EXERCISE INSTRUCTIONS ▸ In the records below, pick out all lines containing the word "device".

RECORD SET ▸
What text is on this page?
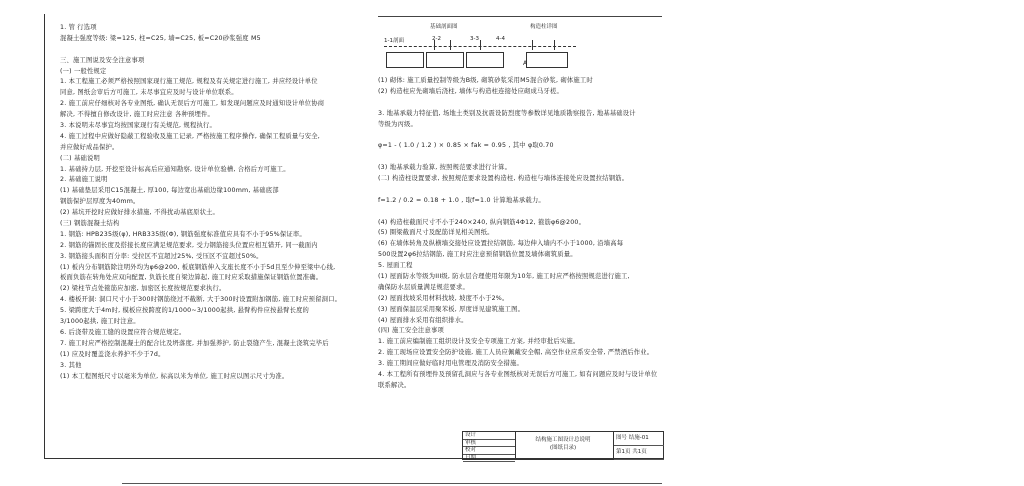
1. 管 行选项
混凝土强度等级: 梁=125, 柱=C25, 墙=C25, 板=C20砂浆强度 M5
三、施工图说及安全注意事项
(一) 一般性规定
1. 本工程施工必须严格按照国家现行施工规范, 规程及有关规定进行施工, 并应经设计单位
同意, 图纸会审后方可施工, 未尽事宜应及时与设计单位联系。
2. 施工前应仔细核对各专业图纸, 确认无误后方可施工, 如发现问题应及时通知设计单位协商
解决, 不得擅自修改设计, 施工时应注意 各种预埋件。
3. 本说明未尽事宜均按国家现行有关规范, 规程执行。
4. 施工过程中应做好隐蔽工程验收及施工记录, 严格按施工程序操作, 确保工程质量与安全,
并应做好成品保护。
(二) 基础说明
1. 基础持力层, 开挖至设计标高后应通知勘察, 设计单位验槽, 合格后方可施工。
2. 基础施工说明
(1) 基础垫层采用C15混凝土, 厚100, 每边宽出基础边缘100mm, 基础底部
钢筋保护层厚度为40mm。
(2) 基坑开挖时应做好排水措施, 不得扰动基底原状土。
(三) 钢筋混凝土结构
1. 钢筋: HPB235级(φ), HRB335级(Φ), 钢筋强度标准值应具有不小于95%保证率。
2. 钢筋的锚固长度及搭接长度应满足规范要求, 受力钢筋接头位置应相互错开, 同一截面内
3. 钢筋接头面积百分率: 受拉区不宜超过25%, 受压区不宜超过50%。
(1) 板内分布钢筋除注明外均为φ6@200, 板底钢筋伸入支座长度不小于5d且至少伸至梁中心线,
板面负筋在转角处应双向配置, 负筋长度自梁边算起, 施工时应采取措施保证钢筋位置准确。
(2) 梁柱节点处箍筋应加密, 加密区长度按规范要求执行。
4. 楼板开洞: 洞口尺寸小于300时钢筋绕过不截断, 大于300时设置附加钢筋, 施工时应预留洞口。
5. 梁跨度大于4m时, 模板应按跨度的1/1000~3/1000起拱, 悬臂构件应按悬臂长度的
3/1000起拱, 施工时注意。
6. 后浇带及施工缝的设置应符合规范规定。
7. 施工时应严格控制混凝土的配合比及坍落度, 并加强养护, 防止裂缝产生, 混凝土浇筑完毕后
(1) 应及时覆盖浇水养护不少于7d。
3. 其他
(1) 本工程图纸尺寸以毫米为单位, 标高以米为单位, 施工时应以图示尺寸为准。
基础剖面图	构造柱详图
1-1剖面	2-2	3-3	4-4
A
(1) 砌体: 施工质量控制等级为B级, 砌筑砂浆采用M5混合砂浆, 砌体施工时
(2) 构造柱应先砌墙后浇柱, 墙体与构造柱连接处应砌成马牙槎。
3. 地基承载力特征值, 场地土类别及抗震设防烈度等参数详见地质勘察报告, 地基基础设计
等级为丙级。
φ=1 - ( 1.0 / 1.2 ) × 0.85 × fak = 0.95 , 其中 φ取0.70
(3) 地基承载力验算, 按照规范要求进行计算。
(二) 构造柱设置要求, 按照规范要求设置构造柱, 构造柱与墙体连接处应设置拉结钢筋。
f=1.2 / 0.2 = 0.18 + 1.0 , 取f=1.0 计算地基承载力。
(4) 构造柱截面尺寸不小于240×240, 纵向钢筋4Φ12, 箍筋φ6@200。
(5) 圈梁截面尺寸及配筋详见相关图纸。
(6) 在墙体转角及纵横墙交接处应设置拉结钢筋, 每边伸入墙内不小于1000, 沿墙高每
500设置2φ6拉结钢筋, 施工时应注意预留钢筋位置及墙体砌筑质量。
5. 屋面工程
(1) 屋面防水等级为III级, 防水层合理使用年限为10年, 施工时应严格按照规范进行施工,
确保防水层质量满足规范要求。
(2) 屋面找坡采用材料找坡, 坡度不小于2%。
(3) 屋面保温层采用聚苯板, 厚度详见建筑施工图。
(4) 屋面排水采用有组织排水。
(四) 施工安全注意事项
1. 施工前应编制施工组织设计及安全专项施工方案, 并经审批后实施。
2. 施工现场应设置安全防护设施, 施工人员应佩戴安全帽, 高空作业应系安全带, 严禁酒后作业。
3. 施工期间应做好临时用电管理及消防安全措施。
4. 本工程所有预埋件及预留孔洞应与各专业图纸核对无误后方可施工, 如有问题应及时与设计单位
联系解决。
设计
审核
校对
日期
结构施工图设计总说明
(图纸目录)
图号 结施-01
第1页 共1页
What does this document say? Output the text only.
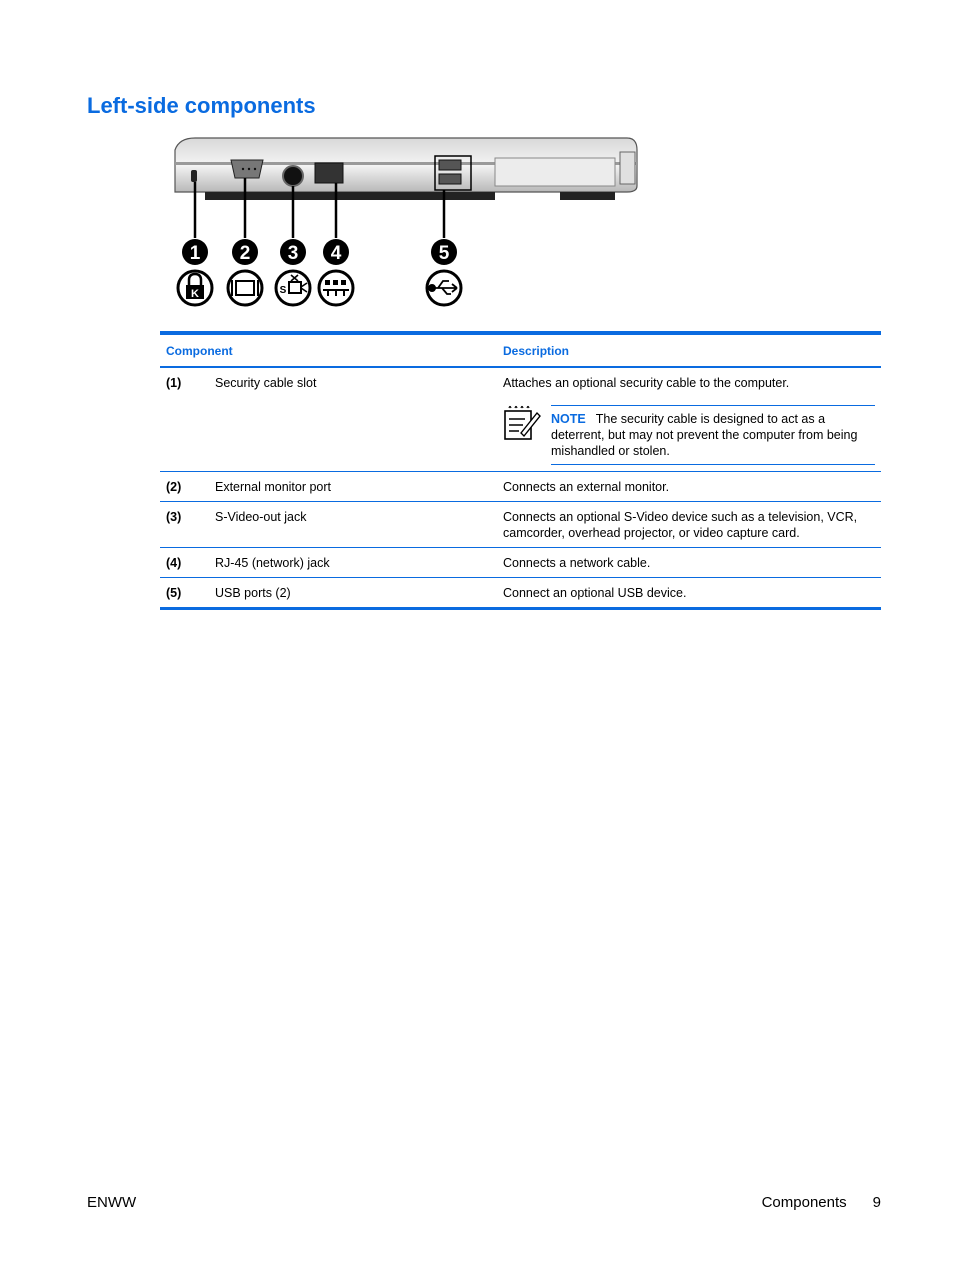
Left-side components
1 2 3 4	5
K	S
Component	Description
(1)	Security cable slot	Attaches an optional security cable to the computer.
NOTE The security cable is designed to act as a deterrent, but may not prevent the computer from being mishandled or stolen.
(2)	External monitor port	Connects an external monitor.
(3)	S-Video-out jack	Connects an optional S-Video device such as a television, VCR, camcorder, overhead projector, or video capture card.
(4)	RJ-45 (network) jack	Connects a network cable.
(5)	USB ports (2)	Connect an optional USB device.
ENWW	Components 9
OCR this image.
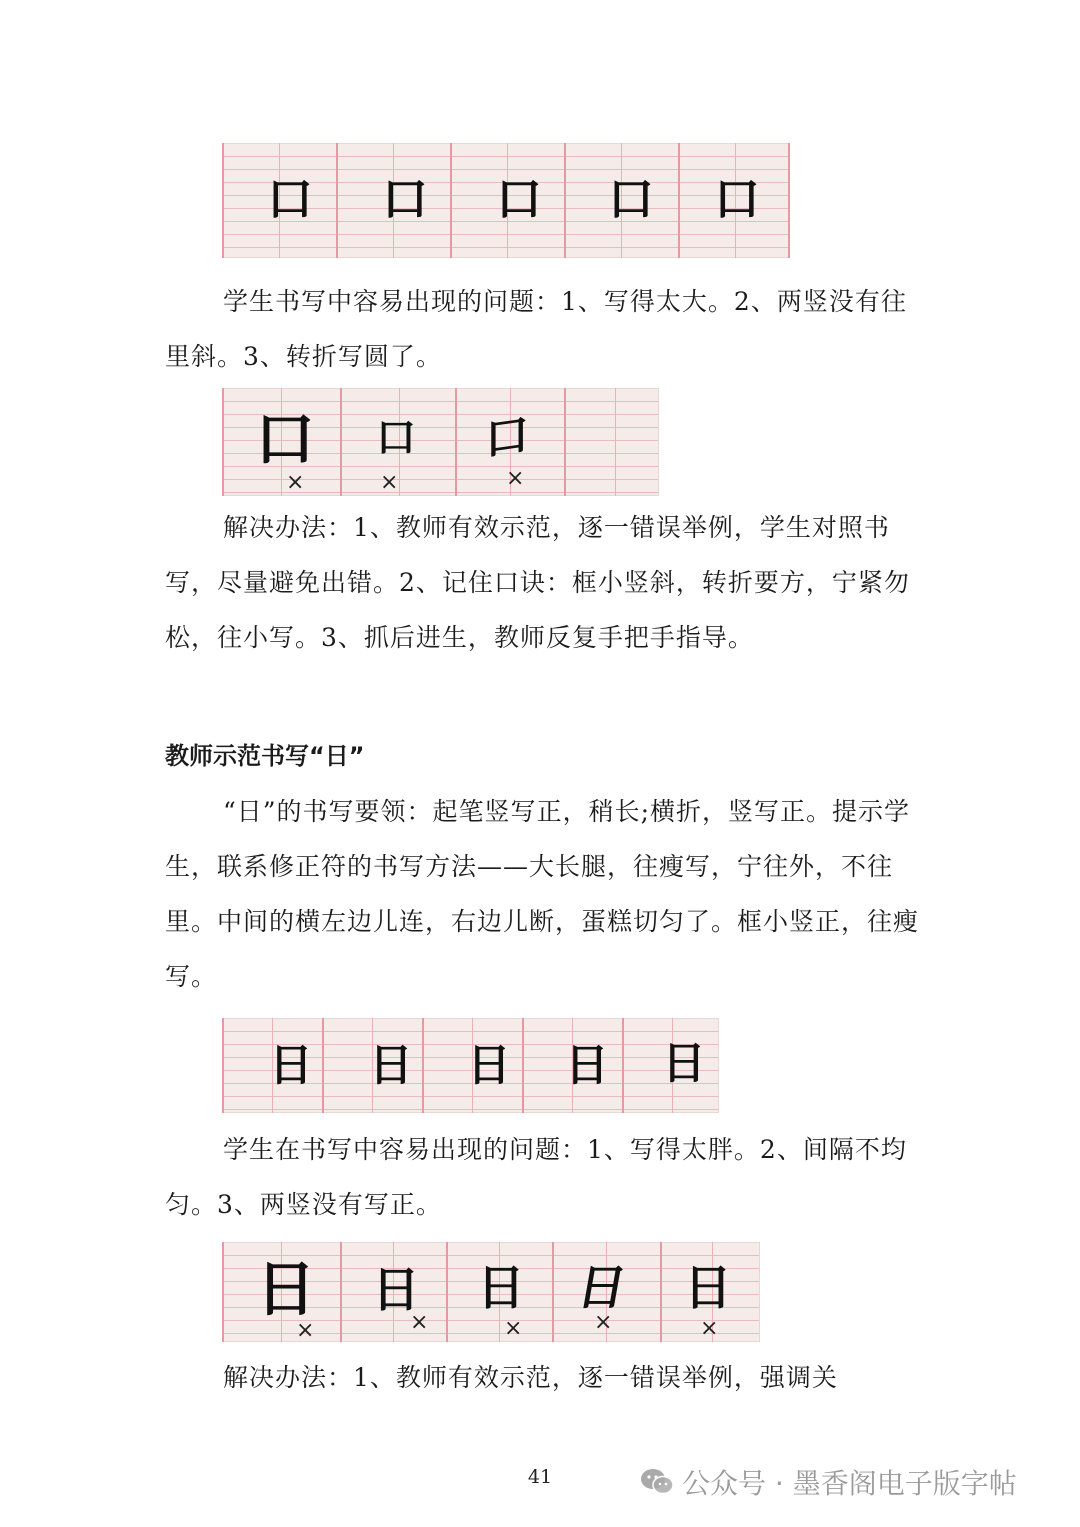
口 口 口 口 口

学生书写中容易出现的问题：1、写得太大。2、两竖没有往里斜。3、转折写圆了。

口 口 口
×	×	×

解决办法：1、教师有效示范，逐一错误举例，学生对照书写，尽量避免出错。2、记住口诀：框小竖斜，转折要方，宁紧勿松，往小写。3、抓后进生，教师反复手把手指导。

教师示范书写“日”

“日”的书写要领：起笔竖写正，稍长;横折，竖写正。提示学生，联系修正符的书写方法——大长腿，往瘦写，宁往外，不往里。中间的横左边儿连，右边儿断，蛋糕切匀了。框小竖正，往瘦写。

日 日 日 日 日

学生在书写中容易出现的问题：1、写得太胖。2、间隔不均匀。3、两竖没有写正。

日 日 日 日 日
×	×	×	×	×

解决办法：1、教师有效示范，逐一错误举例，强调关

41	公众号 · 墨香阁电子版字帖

RESULT ▸
(3)	S-Video-out jack	Connects an optional S-Video device such as a television, VCR, camcorder, overhead projector, or video capture card.
(5)	USB ports (2)	Connect an optional USB device.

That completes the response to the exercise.